[start]
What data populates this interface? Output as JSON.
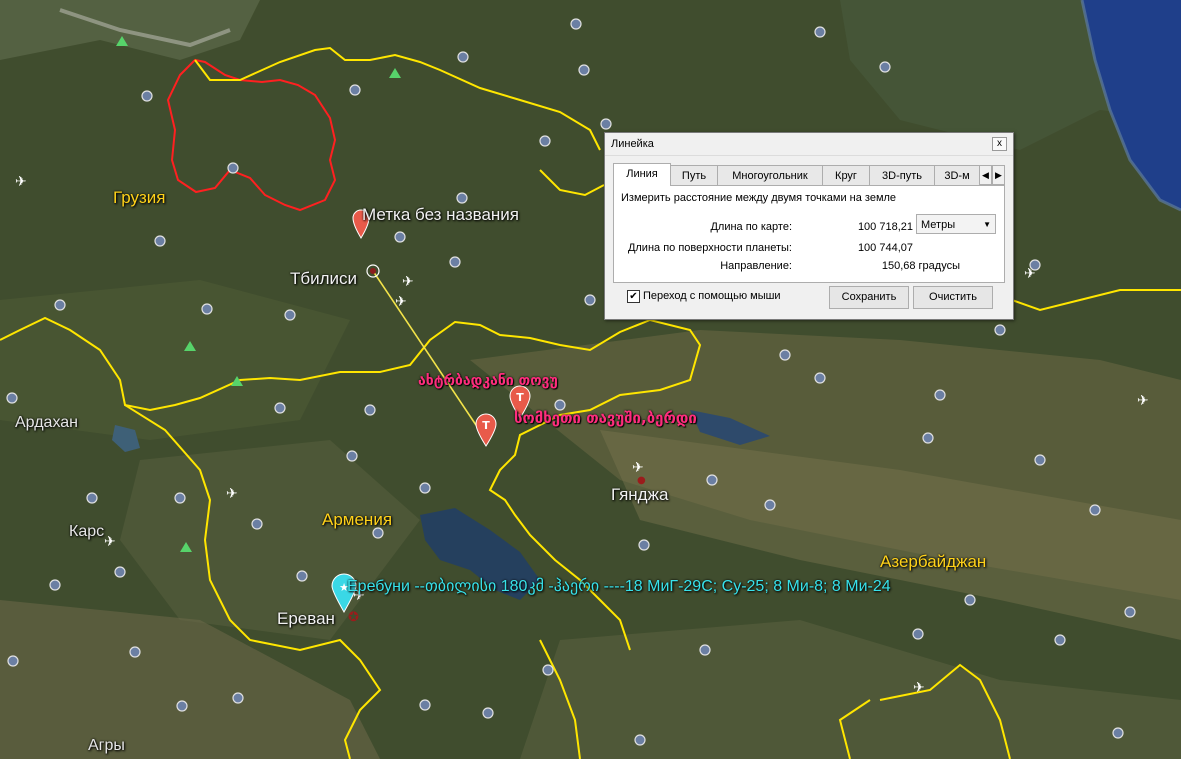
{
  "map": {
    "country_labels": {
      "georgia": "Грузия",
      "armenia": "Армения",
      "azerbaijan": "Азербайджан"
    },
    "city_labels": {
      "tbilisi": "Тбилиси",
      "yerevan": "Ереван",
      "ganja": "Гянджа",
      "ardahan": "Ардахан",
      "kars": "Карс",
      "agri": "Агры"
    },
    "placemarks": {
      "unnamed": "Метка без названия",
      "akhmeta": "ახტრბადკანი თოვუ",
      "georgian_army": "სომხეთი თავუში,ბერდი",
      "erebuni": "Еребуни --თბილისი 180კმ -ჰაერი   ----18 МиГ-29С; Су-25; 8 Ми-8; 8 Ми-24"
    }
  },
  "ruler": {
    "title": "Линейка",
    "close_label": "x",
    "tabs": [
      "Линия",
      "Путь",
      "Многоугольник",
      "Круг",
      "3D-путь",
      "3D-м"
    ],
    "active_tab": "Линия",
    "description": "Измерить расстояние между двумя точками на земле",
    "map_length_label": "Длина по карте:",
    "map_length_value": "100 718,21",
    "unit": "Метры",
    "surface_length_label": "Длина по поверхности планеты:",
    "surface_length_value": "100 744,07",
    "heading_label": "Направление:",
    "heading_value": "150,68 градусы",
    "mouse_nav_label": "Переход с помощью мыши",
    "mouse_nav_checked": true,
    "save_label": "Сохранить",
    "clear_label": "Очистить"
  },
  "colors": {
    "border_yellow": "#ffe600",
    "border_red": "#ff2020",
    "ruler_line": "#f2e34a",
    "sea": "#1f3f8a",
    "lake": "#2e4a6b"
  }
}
[end]
*What the exercise asks:* Output every entry exactly as given; pictures are not part of the copy.

*Answer for the task:*
What data populates this interface? Output as JSON.
{
  "map": {
    "country_labels": {
      "georgia": "Грузия",
      "armenia": "Армения",
      "azerbaijan": "Азербайджан"
    },
    "city_labels": {
      "tbilisi": "Тбилиси",
      "yerevan": "Ереван",
      "ganja": "Гянджа",
      "ardahan": "Ардахан",
      "kars": "Карс",
      "agri": "Агры"
    },
    "placemarks": {
      "unnamed": "Метка без названия",
      "akhmeta": "ახტრბადკანი თოვუ",
      "georgian_army": "სომხეთი თავუში,ბერდი",
      "erebuni": "Еребуни --თბილისი 180კმ -ჰაერი   ----18 МиГ-29С; Су-25; 8 Ми-8; 8 Ми-24"
    }
  },
  "ruler": {
    "title": "Линейка",
    "close_label": "x",
    "tabs": [
      "Линия",
      "Путь",
      "Многоугольник",
      "Круг",
      "3D-путь",
      "3D-м"
    ],
    "active_tab": "Линия",
    "description": "Измерить расстояние между двумя точками на земле",
    "map_length_label": "Длина по карте:",
    "map_length_value": "100 718,21",
    "unit": "Метры",
    "surface_length_label": "Длина по поверхности планеты:",
    "surface_length_value": "100 744,07",
    "heading_label": "Направление:",
    "heading_value": "150,68 градусы",
    "mouse_nav_label": "Переход с помощью мыши",
    "mouse_nav_checked": true,
    "save_label": "Сохранить",
    "clear_label": "Очистить"
  },
  "colors": {
    "border_yellow": "#ffe600",
    "border_red": "#ff2020",
    "ruler_line": "#f2e34a",
    "sea": "#1f3f8a",
    "lake": "#2e4a6b"
  }
}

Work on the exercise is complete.